### Supplied information ###

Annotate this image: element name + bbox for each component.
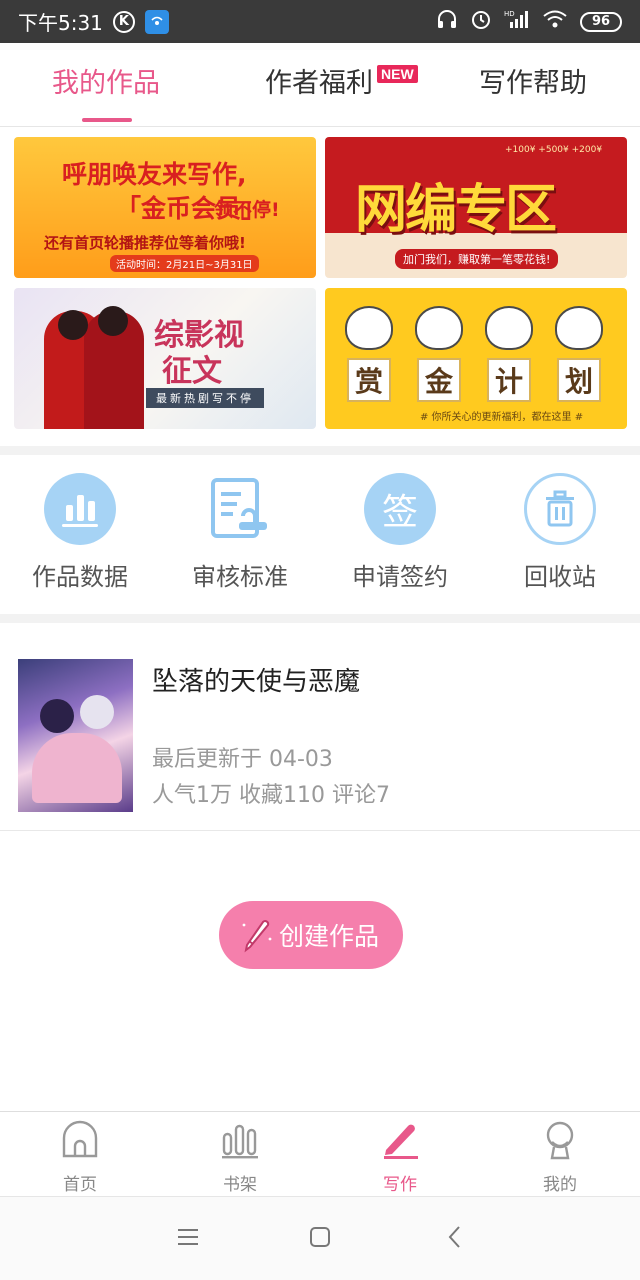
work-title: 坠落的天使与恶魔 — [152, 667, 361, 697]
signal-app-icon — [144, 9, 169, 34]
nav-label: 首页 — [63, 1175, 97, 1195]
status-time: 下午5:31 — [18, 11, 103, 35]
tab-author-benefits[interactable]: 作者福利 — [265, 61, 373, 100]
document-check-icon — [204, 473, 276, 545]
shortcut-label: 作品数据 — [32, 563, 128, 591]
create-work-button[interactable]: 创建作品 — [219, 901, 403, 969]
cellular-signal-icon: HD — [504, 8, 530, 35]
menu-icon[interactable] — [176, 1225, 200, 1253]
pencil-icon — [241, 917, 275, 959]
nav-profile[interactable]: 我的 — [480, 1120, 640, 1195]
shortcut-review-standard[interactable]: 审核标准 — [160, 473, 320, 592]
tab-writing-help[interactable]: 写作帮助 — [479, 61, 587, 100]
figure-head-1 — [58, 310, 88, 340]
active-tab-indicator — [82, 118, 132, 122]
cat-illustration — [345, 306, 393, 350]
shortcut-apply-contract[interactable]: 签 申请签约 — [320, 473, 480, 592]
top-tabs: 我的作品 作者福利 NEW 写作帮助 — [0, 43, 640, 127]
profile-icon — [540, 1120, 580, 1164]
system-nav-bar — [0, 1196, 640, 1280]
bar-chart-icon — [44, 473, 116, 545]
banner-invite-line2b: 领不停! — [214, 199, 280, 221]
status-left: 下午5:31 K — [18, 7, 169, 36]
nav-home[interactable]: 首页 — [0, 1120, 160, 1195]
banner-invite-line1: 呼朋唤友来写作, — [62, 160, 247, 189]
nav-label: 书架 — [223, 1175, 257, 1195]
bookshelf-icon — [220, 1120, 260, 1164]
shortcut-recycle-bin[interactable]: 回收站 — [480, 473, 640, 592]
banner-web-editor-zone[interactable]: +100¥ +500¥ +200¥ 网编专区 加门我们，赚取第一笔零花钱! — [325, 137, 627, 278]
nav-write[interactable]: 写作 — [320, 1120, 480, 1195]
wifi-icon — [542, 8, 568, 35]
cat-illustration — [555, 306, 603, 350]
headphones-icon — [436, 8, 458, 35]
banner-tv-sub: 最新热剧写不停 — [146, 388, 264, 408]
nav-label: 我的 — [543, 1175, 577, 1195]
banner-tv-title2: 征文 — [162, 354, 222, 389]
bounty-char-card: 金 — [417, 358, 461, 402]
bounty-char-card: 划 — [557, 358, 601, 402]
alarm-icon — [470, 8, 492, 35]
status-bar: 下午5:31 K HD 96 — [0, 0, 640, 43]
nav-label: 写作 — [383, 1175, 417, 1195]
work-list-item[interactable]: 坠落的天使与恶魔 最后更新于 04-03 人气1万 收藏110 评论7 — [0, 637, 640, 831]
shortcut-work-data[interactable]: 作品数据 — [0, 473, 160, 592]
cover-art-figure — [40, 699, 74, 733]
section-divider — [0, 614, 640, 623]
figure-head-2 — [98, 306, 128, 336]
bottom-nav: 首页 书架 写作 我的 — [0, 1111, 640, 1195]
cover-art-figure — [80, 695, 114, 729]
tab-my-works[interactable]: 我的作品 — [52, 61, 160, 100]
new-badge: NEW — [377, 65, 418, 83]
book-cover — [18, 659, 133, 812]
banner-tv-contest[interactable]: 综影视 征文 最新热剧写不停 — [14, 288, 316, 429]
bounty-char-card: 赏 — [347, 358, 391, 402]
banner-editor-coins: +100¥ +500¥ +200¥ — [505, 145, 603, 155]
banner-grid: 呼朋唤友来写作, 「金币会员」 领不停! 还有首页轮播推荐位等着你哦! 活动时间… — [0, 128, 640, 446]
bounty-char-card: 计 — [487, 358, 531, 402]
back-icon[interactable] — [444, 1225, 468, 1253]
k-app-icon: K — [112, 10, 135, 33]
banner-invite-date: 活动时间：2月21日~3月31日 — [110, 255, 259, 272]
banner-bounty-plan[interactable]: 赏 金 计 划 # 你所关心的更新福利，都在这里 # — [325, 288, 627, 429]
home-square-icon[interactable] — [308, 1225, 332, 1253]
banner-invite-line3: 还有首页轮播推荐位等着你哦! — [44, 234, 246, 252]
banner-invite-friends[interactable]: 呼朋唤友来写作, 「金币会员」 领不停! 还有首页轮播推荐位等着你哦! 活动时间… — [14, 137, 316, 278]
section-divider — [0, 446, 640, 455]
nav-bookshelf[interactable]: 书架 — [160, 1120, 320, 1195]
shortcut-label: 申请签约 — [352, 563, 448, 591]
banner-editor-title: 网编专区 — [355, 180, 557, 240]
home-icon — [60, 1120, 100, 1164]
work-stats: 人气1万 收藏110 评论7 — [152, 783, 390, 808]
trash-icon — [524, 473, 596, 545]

###

> **Exercise task**
Reproduce the lines of the listing starting at the line containing "work-title: 坠落的天使与恶魔 — [152, 667, 361, 697]" and ending at the line containing "system-nav-bar — [0, 1196, 640, 1280]", with both of those lines included.

> **Response for this exercise**
work-title: 坠落的天使与恶魔 — [152, 667, 361, 697]
signal-app-icon — [144, 9, 169, 34]
nav-label: 首页 — [63, 1175, 97, 1195]
status-time: 下午5:31 — [18, 11, 103, 35]
tab-author-benefits[interactable]: 作者福利 — [265, 61, 373, 100]
document-check-icon — [204, 473, 276, 545]
shortcut-label: 作品数据 — [32, 563, 128, 591]
create-work-button[interactable]: 创建作品 — [219, 901, 403, 969]
cellular-signal-icon: HD — [504, 8, 530, 35]
menu-icon[interactable] — [176, 1225, 200, 1253]
pencil-icon — [241, 917, 275, 959]
nav-profile[interactable]: 我的 — [480, 1120, 640, 1195]
shortcut-review-standard[interactable]: 审核标准 — [160, 473, 320, 592]
tab-writing-help[interactable]: 写作帮助 — [479, 61, 587, 100]
figure-head-1 — [58, 310, 88, 340]
active-tab-indicator — [82, 118, 132, 122]
cat-illustration — [345, 306, 393, 350]
shortcut-apply-contract[interactable]: 签 申请签约 — [320, 473, 480, 592]
top-tabs: 我的作品 作者福利 NEW 写作帮助 — [0, 43, 640, 127]
profile-icon — [540, 1120, 580, 1164]
system-nav-bar — [0, 1196, 640, 1280]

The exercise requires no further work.